> Your objective
Which lines hold the word "triangle"? Copy each of them from the material.
▼
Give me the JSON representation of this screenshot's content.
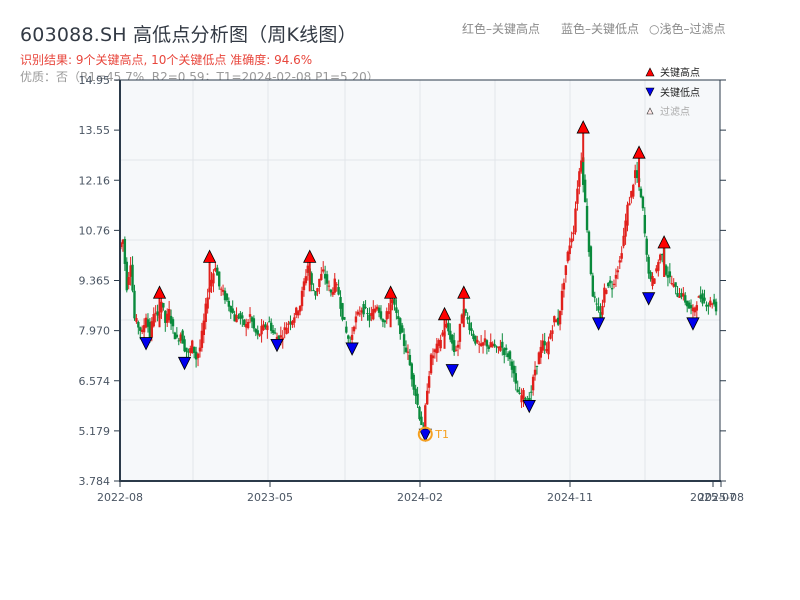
{
  "header": {
    "title": "603088.SH 高低点分析图（周K线图）",
    "result_line": "识别结果: 9个关键高点, 10个关键低点  准确度: 94.6%",
    "quality_line": "优质：否（R1=45.7%, R2=0.59；T1=2024-02-08 P1=5.20）"
  },
  "top_legend": {
    "red": "红色–关键高点",
    "blue": "蓝色–关键低点",
    "light": "○浅色–过滤点"
  },
  "colors": {
    "up": "#e0201c",
    "down": "#0a8a3c",
    "high_marker": "#ff0000",
    "low_marker": "#0000ee",
    "t1_ring": "#f5a020",
    "axis": "#2b3a4a",
    "grid": "#e2e6ea",
    "plot_bg": "#f6f8fa"
  },
  "chart_data": {
    "type": "candlestick",
    "title": "603088.SH 高低点分析图（周K线图）",
    "xlabel": "",
    "ylabel": "",
    "ylim": [
      3.784,
      14.95
    ],
    "y_ticks": [
      "14.95",
      "13.55",
      "12.16",
      "10.76",
      "9.365",
      "7.970",
      "6.574",
      "5.179",
      "3.784"
    ],
    "x_ticks": [
      "2022-08",
      "2023-05",
      "2024-02",
      "2024-11",
      "2025-07",
      "2025-08"
    ],
    "legend": [
      {
        "label": "关键高点",
        "marker": "triangle-up",
        "color": "#ff0000"
      },
      {
        "label": "关键低点",
        "marker": "triangle-down",
        "color": "#0000ee"
      },
      {
        "label": "过滤点",
        "marker": "triangle-up-outline",
        "color": "#ffcccc"
      }
    ],
    "grid": true,
    "annotation": {
      "label": "T1",
      "date": "2024-02-08",
      "price": 5.2
    },
    "path_points": [
      [
        0,
        10.3
      ],
      [
        2,
        10.5
      ],
      [
        4,
        9.2
      ],
      [
        6,
        9.9
      ],
      [
        8,
        8.3
      ],
      [
        10,
        8.1
      ],
      [
        12,
        7.9
      ],
      [
        14,
        8.4
      ],
      [
        16,
        7.8
      ],
      [
        18,
        8.5
      ],
      [
        20,
        8.3
      ],
      [
        22,
        8.8
      ],
      [
        24,
        8.2
      ],
      [
        26,
        8.5
      ],
      [
        28,
        8.0
      ],
      [
        30,
        7.7
      ],
      [
        32,
        7.9
      ],
      [
        34,
        7.5
      ],
      [
        36,
        7.3
      ],
      [
        38,
        7.6
      ],
      [
        40,
        7.2
      ],
      [
        42,
        7.5
      ],
      [
        44,
        8.2
      ],
      [
        46,
        9.0
      ],
      [
        48,
        9.4
      ],
      [
        50,
        9.8
      ],
      [
        52,
        9.2
      ],
      [
        54,
        9.0
      ],
      [
        56,
        8.8
      ],
      [
        58,
        8.6
      ],
      [
        60,
        8.3
      ],
      [
        62,
        8.4
      ],
      [
        64,
        8.2
      ],
      [
        66,
        8.1
      ],
      [
        68,
        8.4
      ],
      [
        70,
        8.0
      ],
      [
        72,
        7.8
      ],
      [
        74,
        8.0
      ],
      [
        76,
        8.1
      ],
      [
        78,
        8.2
      ],
      [
        80,
        7.9
      ],
      [
        82,
        7.8
      ],
      [
        84,
        7.8
      ],
      [
        86,
        8.0
      ],
      [
        88,
        8.2
      ],
      [
        90,
        8.3
      ],
      [
        92,
        8.5
      ],
      [
        94,
        8.7
      ],
      [
        96,
        9.3
      ],
      [
        98,
        9.8
      ],
      [
        100,
        9.2
      ],
      [
        102,
        9.0
      ],
      [
        104,
        9.4
      ],
      [
        106,
        9.6
      ],
      [
        108,
        9.3
      ],
      [
        110,
        9.0
      ],
      [
        112,
        9.3
      ],
      [
        114,
        9.0
      ],
      [
        116,
        8.4
      ],
      [
        118,
        7.9
      ],
      [
        120,
        7.6
      ],
      [
        122,
        8.2
      ],
      [
        124,
        8.4
      ],
      [
        126,
        8.6
      ],
      [
        128,
        8.5
      ],
      [
        130,
        8.3
      ],
      [
        132,
        8.5
      ],
      [
        134,
        8.7
      ],
      [
        136,
        8.4
      ],
      [
        138,
        8.2
      ],
      [
        140,
        8.6
      ],
      [
        142,
        8.8
      ],
      [
        144,
        8.4
      ],
      [
        146,
        8.0
      ],
      [
        148,
        7.6
      ],
      [
        150,
        7.3
      ],
      [
        152,
        6.7
      ],
      [
        154,
        6.2
      ],
      [
        156,
        5.6
      ],
      [
        158,
        5.2
      ],
      [
        160,
        6.4
      ],
      [
        162,
        7.2
      ],
      [
        164,
        7.4
      ],
      [
        166,
        7.6
      ],
      [
        168,
        7.9
      ],
      [
        170,
        8.1
      ],
      [
        172,
        7.8
      ],
      [
        174,
        7.4
      ],
      [
        176,
        7.6
      ],
      [
        178,
        8.5
      ],
      [
        180,
        8.4
      ],
      [
        182,
        8.1
      ],
      [
        184,
        7.8
      ],
      [
        186,
        7.6
      ],
      [
        188,
        7.5
      ],
      [
        190,
        7.7
      ],
      [
        192,
        7.5
      ],
      [
        194,
        7.6
      ],
      [
        196,
        7.4
      ],
      [
        198,
        7.6
      ],
      [
        200,
        7.4
      ],
      [
        202,
        7.3
      ],
      [
        204,
        7.0
      ],
      [
        206,
        6.4
      ],
      [
        208,
        6.1
      ],
      [
        210,
        6.2
      ],
      [
        212,
        6.0
      ],
      [
        214,
        6.3
      ],
      [
        216,
        6.9
      ],
      [
        218,
        7.3
      ],
      [
        220,
        7.6
      ],
      [
        222,
        7.4
      ],
      [
        224,
        7.9
      ],
      [
        226,
        8.3
      ],
      [
        228,
        8.2
      ],
      [
        230,
        9.0
      ],
      [
        232,
        9.8
      ],
      [
        234,
        10.4
      ],
      [
        236,
        10.8
      ],
      [
        238,
        12.0
      ],
      [
        240,
        12.8
      ],
      [
        242,
        11.5
      ],
      [
        244,
        10.2
      ],
      [
        246,
        9.0
      ],
      [
        248,
        8.6
      ],
      [
        250,
        8.3
      ],
      [
        252,
        9.1
      ],
      [
        254,
        9.3
      ],
      [
        256,
        9.2
      ],
      [
        258,
        9.6
      ],
      [
        260,
        9.9
      ],
      [
        262,
        10.6
      ],
      [
        264,
        11.4
      ],
      [
        266,
        11.8
      ],
      [
        268,
        12.4
      ],
      [
        270,
        12.0
      ],
      [
        272,
        11.3
      ],
      [
        274,
        10.0
      ],
      [
        276,
        9.3
      ],
      [
        278,
        9.5
      ],
      [
        280,
        9.9
      ],
      [
        282,
        10.2
      ],
      [
        284,
        9.6
      ],
      [
        286,
        9.4
      ],
      [
        288,
        9.2
      ],
      [
        290,
        9.0
      ],
      [
        292,
        9.0
      ],
      [
        294,
        8.8
      ],
      [
        296,
        8.6
      ],
      [
        298,
        8.5
      ],
      [
        300,
        8.8
      ],
      [
        302,
        8.9
      ],
      [
        304,
        8.8
      ],
      [
        306,
        8.7
      ],
      [
        308,
        8.8
      ],
      [
        310,
        8.6
      ]
    ],
    "key_highs": [
      {
        "x_week": 20,
        "price": 8.9
      },
      {
        "x_week": 46,
        "price": 9.9
      },
      {
        "x_week": 98,
        "price": 9.9
      },
      {
        "x_week": 140,
        "price": 8.9
      },
      {
        "x_week": 168,
        "price": 8.3
      },
      {
        "x_week": 178,
        "price": 8.9
      },
      {
        "x_week": 240,
        "price": 13.5
      },
      {
        "x_week": 269,
        "price": 12.8
      },
      {
        "x_week": 282,
        "price": 10.3
      }
    ],
    "key_lows": [
      {
        "x_week": 13,
        "price": 7.75
      },
      {
        "x_week": 33,
        "price": 7.2
      },
      {
        "x_week": 81,
        "price": 7.7
      },
      {
        "x_week": 120,
        "price": 7.6
      },
      {
        "x_week": 158,
        "price": 5.2
      },
      {
        "x_week": 172,
        "price": 7.0
      },
      {
        "x_week": 212,
        "price": 6.0
      },
      {
        "x_week": 248,
        "price": 8.3
      },
      {
        "x_week": 274,
        "price": 9.0
      },
      {
        "x_week": 297,
        "price": 8.3
      }
    ]
  }
}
▲
> Result
        "marker": "triangle-up",
        "marker": "triangle-down",
        "marker": "triangle-up-outline",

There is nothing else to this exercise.